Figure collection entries

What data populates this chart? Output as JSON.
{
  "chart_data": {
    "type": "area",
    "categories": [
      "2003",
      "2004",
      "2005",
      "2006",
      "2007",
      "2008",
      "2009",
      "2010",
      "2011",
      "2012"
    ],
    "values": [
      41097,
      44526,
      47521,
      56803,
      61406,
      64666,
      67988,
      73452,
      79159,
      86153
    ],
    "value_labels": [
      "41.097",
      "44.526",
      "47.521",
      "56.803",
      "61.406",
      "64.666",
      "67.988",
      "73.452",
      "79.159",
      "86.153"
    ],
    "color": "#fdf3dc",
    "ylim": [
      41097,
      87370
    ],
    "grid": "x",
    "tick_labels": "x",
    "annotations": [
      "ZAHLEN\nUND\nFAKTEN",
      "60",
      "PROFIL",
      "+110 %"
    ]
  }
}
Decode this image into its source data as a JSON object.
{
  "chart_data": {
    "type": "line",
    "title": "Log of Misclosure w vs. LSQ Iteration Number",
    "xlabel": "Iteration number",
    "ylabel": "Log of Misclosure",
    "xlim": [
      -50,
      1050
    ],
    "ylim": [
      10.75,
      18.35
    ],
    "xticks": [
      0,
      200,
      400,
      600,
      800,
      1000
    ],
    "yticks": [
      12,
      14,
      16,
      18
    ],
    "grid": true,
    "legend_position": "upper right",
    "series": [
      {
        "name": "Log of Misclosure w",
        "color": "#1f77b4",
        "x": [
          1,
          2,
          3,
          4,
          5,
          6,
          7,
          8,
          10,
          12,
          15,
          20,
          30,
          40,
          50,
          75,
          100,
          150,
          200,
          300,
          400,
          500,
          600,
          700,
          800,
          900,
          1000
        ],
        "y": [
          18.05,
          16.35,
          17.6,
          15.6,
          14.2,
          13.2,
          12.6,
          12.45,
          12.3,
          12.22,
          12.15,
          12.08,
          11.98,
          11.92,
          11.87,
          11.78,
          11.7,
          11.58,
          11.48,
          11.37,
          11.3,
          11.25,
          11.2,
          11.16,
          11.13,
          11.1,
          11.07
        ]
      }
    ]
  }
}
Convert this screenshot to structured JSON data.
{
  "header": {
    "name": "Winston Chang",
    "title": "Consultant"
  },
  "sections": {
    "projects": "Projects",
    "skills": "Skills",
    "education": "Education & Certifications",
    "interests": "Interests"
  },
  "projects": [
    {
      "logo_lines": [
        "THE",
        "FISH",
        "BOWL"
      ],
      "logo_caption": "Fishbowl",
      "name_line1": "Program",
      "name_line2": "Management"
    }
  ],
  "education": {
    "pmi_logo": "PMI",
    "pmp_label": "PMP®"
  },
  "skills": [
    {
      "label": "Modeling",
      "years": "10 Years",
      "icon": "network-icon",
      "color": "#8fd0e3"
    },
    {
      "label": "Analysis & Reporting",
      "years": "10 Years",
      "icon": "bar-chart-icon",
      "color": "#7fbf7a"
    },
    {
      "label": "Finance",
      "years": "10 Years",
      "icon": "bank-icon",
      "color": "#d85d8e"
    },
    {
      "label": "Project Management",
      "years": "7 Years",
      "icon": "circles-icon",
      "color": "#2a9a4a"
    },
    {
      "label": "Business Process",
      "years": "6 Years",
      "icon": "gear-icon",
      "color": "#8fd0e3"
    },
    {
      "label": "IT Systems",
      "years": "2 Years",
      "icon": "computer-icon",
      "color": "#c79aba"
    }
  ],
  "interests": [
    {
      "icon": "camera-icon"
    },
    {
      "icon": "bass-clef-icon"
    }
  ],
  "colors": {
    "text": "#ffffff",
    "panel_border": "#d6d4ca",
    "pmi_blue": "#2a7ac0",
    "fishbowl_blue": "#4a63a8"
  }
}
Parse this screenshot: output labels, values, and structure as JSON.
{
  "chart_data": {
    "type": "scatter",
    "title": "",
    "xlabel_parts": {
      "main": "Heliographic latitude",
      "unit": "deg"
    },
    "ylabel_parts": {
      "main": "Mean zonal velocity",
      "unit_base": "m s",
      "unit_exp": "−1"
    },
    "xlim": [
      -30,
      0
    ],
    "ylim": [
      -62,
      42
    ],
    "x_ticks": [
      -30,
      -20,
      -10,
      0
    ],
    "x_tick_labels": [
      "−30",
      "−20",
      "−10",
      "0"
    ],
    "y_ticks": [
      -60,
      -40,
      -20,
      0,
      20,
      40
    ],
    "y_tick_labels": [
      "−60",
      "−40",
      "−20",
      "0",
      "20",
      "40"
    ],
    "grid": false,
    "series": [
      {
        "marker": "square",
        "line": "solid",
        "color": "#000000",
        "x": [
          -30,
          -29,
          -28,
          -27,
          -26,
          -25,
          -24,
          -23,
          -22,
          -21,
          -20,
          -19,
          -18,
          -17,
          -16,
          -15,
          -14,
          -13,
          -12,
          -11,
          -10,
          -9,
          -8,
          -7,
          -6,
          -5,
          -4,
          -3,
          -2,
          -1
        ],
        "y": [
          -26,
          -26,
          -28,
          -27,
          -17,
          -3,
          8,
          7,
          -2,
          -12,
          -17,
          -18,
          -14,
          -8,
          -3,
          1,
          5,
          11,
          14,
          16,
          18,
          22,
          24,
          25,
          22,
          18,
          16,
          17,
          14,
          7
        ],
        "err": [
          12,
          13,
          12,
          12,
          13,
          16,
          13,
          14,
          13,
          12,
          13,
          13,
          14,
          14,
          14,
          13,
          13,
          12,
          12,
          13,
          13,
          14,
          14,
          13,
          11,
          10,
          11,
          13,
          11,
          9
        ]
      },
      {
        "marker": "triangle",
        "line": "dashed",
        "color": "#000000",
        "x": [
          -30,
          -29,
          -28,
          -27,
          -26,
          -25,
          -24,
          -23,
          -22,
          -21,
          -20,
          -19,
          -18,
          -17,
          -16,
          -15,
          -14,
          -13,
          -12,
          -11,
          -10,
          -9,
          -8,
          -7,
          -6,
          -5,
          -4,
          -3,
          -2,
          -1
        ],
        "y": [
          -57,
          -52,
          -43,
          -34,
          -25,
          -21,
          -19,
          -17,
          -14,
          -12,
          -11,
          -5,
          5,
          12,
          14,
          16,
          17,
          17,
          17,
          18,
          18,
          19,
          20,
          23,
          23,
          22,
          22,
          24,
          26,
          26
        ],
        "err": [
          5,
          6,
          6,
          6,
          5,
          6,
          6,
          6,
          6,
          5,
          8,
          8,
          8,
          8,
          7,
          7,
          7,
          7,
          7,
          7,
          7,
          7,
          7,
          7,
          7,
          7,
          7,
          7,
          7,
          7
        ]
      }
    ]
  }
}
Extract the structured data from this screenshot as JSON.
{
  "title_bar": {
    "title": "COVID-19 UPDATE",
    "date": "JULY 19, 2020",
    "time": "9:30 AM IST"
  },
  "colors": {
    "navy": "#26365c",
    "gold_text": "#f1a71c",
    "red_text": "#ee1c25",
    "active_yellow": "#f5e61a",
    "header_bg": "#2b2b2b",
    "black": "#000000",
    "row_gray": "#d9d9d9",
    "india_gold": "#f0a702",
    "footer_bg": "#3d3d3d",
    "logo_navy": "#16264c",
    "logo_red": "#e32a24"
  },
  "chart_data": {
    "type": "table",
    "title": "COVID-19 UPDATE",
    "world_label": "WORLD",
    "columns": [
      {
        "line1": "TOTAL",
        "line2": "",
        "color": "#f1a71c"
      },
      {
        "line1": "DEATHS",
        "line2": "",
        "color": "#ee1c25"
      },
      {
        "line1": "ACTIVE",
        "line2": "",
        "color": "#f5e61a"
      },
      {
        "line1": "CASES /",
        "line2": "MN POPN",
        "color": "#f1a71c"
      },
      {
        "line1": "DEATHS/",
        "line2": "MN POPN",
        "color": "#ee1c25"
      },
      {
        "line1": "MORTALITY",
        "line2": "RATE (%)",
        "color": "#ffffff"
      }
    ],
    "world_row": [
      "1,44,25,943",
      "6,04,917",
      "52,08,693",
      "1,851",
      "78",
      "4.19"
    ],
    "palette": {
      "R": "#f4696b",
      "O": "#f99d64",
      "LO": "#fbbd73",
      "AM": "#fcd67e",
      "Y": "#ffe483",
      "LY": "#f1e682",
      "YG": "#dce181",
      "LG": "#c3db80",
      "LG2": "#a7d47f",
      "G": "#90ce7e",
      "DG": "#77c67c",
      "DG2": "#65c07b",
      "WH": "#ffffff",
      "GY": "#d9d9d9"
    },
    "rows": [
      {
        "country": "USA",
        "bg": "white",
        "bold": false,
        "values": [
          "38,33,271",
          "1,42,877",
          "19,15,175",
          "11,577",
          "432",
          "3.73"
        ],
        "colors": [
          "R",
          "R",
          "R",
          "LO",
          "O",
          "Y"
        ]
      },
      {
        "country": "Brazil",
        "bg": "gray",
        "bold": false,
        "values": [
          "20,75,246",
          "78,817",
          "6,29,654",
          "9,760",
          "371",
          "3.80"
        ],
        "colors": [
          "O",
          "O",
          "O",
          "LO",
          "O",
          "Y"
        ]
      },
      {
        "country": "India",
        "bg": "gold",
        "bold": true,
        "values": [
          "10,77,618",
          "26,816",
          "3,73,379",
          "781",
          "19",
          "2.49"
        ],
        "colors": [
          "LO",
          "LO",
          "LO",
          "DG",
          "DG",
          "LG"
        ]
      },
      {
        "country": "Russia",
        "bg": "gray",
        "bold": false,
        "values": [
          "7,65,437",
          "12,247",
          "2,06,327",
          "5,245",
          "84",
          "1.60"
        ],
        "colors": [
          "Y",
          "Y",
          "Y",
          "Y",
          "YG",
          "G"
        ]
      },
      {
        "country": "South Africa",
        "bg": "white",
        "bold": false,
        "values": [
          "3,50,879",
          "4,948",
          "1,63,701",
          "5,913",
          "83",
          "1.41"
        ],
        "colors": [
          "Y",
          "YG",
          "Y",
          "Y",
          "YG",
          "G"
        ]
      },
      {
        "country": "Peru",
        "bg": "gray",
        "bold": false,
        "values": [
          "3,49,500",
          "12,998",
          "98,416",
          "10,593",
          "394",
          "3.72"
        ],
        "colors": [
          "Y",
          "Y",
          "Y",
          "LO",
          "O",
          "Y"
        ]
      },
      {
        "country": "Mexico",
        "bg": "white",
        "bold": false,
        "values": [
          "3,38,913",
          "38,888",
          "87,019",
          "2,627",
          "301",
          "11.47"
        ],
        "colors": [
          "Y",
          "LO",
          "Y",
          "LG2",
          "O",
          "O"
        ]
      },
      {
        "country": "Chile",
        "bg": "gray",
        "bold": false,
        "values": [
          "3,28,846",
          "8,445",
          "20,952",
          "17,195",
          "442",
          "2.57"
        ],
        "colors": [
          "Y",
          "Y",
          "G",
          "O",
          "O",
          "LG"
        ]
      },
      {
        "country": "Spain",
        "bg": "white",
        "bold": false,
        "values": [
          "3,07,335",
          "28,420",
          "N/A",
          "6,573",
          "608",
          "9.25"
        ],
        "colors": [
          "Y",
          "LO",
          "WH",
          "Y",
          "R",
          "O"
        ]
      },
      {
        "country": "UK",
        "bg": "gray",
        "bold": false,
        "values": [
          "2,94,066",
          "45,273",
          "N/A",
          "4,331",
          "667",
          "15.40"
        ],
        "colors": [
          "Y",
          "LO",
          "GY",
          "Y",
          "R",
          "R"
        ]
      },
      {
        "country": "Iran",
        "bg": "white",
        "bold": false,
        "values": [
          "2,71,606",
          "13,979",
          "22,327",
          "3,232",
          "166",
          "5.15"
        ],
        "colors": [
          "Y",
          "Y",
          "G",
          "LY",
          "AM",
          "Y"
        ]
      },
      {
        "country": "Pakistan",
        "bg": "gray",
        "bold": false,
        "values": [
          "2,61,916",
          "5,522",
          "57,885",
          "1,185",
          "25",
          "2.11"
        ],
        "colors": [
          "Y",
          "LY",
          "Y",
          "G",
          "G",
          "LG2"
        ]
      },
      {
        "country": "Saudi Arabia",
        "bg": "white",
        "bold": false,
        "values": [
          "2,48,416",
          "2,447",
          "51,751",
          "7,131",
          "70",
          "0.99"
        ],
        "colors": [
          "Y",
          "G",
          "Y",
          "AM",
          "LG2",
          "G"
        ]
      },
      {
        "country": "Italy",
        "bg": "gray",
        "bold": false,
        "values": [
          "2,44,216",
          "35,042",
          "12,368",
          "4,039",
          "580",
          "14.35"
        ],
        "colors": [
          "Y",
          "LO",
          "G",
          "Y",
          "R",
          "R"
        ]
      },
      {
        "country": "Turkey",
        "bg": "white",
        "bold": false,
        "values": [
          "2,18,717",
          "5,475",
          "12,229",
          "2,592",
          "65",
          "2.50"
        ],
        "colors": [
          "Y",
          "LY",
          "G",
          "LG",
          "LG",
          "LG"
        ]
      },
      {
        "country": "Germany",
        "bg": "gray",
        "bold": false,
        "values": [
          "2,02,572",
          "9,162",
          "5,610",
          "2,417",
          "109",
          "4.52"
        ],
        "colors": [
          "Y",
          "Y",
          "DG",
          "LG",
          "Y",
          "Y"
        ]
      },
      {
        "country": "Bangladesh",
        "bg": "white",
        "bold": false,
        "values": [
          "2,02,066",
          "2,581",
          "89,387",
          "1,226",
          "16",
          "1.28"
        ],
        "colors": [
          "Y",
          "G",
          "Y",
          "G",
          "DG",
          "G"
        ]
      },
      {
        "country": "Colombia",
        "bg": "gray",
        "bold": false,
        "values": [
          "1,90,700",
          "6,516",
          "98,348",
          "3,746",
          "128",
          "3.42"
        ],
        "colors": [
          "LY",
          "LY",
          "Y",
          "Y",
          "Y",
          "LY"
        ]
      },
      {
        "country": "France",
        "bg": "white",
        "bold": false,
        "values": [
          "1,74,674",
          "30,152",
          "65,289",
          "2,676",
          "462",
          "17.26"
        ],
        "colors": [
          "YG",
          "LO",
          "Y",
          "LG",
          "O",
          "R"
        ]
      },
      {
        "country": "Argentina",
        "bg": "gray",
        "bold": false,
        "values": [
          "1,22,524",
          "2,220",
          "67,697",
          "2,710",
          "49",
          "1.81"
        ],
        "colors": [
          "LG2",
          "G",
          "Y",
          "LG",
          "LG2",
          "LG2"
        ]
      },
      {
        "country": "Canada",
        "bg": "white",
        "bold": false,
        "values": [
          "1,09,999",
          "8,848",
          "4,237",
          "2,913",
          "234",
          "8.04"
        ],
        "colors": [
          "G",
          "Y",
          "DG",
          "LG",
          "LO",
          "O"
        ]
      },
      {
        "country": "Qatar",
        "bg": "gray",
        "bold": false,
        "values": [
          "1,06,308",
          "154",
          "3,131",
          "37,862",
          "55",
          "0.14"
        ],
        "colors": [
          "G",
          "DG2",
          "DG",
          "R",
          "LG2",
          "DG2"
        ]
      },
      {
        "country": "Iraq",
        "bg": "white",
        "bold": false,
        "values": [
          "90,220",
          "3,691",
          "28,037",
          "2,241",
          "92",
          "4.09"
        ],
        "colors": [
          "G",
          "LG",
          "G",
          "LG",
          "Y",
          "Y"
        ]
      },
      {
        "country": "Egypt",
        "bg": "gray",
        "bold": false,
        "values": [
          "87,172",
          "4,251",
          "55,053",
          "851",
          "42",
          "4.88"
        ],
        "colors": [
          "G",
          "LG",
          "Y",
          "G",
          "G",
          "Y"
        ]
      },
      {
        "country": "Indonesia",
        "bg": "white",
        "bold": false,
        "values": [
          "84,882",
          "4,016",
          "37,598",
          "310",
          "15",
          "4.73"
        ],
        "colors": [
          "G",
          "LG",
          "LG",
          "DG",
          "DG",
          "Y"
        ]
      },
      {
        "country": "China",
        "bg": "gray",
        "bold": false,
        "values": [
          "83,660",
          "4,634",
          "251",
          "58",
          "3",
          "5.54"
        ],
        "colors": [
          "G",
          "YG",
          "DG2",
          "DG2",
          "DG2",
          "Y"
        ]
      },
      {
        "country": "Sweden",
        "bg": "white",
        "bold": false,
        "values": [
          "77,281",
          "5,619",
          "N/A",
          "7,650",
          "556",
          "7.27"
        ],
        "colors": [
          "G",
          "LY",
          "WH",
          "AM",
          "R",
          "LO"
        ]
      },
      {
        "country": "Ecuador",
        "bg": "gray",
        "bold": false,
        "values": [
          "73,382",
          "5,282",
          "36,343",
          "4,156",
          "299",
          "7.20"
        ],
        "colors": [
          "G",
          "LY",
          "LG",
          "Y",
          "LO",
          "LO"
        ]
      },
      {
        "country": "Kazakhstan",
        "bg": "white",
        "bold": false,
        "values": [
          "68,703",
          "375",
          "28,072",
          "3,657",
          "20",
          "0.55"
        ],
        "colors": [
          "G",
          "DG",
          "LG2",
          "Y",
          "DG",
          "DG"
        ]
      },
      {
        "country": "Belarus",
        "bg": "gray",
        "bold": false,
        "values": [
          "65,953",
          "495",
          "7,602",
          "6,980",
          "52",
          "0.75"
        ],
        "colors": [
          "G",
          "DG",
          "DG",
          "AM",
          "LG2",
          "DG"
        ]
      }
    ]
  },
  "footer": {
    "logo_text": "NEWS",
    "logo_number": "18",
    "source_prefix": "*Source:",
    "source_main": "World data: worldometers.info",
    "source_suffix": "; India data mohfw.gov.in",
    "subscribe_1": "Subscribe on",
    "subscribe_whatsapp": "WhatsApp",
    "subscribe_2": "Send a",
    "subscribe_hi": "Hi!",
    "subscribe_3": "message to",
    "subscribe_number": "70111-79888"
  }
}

■ TASK TO COMPLETE
Of the lines in this listing, report how many contain the string "JSON", and give the number only.

■ THE REPLY
5